**Dataset records:**
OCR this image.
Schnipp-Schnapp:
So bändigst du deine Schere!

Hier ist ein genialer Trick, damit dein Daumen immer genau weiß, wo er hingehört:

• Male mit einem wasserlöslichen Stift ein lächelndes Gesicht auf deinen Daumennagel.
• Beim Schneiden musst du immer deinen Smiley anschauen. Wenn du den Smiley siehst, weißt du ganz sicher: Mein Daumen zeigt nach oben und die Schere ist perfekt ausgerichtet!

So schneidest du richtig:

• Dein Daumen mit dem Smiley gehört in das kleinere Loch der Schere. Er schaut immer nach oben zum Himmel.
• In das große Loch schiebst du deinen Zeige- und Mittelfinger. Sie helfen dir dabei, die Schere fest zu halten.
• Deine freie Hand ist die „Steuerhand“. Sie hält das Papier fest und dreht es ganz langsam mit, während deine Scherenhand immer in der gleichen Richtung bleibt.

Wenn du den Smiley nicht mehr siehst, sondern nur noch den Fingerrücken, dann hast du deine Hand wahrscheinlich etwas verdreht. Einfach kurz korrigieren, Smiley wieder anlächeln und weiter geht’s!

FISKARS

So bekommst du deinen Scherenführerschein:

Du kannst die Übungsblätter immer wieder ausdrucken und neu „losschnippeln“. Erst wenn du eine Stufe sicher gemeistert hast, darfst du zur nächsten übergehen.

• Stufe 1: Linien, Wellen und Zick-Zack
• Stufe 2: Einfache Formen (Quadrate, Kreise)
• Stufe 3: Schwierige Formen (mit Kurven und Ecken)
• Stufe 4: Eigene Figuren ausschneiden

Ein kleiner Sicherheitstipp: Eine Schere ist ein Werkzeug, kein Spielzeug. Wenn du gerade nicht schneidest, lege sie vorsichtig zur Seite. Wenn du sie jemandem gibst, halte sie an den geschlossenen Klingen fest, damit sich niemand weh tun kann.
---
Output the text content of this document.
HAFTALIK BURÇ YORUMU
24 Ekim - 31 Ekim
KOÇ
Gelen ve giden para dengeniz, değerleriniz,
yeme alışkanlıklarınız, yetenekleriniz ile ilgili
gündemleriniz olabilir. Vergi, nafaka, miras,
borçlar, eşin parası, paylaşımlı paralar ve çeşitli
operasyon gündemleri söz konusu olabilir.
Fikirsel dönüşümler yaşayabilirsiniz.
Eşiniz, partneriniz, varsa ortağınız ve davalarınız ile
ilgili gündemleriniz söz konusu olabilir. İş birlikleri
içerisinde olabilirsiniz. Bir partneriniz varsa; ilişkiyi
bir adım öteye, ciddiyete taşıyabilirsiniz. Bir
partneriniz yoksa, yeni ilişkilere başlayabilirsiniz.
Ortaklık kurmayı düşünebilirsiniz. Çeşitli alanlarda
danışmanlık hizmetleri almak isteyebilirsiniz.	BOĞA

**Directive:** Wherever the string "oben" appears in the entries above, list that line.

**Answer to this problem:**
• Beim Schneiden musst du immer deinen Smiley anschauen. Wenn du den Smiley siehst, weißt du ganz sicher: Mein Daumen zeigt nach oben und die Schere ist perfekt ausgerichtet!
• Dein Daumen mit dem Smiley gehört in das kleinere Loch der Schere. Er schaut immer nach oben zum Himmel.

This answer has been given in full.